SELECTED EXTRACT:
+-------+
In a little detail, software for the truck's Optidrive 12-speed automated gearshift has been re-optimised for hybrid use. Further, primary retardation is now through the hybrid MDU, with integrated Optibrake engine braking. Essentially, the electric motor has been integrated with the EBS (electronic braking system) and is used preferentially to maximise kinetic energy recovered into the electrical storage system (ESS).
Making that work, the driver is encouraged to slow the vehicle via the electric motor, acting as a retarder/generator. In fact, foot brake application functions sequentially – first through the electric motor, next Optibrake and only then the air disc brakes. A dashboard display advises the driver in real time of energy saved or wasted during retardation.
On the conventional brakes, the main modification appears to be an enlarged brake compressor tank, reflecting the fact that refill times may be limited, with the diesel engine not running. However, if low air pressure is sensed the engine automatically restarts to run the compressor.
Looking at the steering, front and rear axles are actuated hydraulically, and independently of the diesel engine, by ac motor-driven pumps with mechanical back up. One pump supplies the front steering axle and a second the rear steer. The front axle circuit also employs a mechanical pump located on the rear of the gearbox. The cab heater pump is also electrically powered.
Although neither Renault nor Norbert Dentressangle revealed the terms of this deal, it's believed that the hybrid truck is leased (in common with alternative fuel vehicles from most European truck makers), because of the high capital cost and untried residual market. Renault is certainly taking responsibility for the batteries. Unlike some other parts of Europe, there is no UK government financial support – direct or indirect – for this environmental initiative.
At the hybrid's handover last month, Renault executives stressed that this is an operational trial, and not yet a commercial launch – with both parties pledged to share data (although they were coy about benchmarks and what would constitute success).
+-------+
INFORMATION GIVEN:
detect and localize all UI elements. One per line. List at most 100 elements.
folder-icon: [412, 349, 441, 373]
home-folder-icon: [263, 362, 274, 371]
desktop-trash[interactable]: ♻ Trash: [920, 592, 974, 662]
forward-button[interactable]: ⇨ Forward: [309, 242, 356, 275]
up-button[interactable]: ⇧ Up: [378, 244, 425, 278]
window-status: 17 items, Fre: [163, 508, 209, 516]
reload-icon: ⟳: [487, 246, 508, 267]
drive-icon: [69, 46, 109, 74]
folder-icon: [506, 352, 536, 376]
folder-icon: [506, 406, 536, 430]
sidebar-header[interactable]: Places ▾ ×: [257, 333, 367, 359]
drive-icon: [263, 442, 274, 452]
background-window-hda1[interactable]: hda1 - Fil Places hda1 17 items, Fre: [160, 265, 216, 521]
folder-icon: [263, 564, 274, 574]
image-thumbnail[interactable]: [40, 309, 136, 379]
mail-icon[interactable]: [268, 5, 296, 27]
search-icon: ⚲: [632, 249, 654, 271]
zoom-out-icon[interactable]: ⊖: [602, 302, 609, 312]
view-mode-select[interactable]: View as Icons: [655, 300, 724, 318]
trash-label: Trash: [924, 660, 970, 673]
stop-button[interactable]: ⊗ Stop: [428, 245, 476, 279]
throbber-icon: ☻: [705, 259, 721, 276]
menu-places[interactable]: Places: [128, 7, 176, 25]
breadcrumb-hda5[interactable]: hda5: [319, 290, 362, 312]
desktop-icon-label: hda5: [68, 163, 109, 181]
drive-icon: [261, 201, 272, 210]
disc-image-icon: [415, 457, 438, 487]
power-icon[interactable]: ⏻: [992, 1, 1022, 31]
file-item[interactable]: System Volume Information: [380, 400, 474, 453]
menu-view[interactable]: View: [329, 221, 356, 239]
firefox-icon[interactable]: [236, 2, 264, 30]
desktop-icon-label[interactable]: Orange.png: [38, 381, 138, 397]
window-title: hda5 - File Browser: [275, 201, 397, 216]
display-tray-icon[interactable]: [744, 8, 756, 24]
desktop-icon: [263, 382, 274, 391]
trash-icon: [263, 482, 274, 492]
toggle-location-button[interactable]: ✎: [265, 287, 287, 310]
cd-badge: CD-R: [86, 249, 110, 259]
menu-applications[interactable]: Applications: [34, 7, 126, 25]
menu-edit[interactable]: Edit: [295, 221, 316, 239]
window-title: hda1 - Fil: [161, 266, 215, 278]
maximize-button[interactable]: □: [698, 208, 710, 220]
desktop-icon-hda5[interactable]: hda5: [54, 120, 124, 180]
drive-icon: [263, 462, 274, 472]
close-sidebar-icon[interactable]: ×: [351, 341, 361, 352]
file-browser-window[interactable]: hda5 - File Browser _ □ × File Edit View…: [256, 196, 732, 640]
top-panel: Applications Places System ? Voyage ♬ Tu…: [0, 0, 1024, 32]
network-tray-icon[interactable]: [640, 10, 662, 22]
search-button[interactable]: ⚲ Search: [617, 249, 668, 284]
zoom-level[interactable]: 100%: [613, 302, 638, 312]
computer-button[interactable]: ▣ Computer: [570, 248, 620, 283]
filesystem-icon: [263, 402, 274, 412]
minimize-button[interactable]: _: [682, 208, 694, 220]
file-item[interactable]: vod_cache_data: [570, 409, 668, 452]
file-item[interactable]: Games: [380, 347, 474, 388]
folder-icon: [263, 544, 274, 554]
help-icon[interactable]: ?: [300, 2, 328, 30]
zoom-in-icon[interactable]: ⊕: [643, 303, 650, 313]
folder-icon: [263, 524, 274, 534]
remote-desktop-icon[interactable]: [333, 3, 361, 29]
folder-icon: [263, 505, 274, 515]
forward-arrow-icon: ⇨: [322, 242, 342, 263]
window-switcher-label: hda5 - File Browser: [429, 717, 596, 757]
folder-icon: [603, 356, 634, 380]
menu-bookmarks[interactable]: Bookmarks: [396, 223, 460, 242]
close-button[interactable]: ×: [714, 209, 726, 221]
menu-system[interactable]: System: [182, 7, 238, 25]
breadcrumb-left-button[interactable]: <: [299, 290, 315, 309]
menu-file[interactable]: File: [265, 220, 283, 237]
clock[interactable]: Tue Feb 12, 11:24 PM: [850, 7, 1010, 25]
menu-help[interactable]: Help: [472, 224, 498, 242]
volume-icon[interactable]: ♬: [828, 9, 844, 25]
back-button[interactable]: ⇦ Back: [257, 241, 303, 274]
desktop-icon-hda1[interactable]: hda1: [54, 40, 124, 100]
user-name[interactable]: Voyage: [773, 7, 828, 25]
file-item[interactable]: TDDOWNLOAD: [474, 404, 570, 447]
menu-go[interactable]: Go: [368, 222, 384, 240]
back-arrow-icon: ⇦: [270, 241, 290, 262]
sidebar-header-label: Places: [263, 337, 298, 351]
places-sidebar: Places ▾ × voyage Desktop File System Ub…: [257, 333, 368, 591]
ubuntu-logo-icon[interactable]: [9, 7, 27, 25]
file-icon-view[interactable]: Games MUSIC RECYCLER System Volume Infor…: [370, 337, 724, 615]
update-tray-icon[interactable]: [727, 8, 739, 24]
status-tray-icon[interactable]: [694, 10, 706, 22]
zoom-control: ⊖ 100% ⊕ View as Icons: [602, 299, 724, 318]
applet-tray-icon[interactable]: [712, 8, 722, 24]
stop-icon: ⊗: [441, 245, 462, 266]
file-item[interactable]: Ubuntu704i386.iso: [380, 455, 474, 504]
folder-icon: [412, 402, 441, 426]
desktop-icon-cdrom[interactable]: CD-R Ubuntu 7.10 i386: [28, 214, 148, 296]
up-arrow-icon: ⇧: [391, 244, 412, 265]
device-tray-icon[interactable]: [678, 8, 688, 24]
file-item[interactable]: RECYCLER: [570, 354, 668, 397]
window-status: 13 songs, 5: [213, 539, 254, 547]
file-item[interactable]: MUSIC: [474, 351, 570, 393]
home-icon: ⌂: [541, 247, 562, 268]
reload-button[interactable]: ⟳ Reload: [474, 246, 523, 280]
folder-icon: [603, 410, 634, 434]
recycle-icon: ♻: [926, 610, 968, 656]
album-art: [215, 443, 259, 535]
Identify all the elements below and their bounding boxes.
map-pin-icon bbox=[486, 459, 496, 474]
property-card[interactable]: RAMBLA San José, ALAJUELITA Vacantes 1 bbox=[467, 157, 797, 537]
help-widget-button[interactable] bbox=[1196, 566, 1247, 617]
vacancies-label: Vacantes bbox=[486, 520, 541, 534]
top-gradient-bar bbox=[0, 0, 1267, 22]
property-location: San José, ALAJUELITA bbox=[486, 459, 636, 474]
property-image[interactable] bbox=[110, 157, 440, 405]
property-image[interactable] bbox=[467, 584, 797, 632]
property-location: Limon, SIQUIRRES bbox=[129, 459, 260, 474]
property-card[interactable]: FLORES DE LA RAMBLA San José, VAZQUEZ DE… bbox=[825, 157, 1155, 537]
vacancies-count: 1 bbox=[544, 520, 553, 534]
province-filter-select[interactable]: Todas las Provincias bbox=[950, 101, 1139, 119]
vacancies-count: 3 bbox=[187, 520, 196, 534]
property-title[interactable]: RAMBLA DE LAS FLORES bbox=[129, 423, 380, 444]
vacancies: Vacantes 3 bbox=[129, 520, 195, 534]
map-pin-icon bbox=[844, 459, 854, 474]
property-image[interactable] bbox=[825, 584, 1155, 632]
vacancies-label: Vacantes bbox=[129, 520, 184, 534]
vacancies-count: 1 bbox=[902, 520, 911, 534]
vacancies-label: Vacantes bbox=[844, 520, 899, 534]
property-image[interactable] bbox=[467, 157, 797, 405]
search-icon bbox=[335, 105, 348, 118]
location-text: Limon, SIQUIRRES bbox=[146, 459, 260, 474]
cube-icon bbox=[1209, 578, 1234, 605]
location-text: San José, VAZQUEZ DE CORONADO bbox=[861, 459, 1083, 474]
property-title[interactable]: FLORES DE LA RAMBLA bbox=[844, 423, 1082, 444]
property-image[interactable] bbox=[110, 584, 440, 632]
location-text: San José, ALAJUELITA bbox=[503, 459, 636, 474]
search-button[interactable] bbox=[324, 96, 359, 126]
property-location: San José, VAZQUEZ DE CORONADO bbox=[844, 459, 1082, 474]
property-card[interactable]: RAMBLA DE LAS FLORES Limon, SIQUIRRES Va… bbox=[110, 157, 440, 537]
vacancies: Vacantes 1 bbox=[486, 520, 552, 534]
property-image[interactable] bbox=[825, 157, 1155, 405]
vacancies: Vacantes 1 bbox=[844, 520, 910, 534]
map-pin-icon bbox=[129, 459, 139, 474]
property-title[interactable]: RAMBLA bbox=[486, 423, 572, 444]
+-------+
TO BE DONE:
1. Print the part of the hybrid truck text starting at "Although neither Renault" and ending at "would constitute success).".
2. According to the hybrid truck text, in what sequence does a foot brake application slow the vehicle?
The data come from a source unrelated to the text on the hybrid truck.

SET OF ANSWERS:
1.
Although neither Renault nor Norbert Dentressangle revealed the terms of this deal, it's believed that the hybrid truck is leased (in common with alternative fuel vehicles from most European truck makers), because of the high capital cost and untried residual market. Renault is certainly taking responsibility for the batteries. Unlike some other parts of Europe, there is no UK government financial support – direct or indirect – for this environmental initiative.
At the hybrid's handover last month, Renault executives stressed that this is an operational trial, and not yet a commercial launch – with both parties pledged to share data (although they were coy about benchmarks and what would constitute success).

2. First through the electric motor, next Optibrake, and only then the air disc brakes.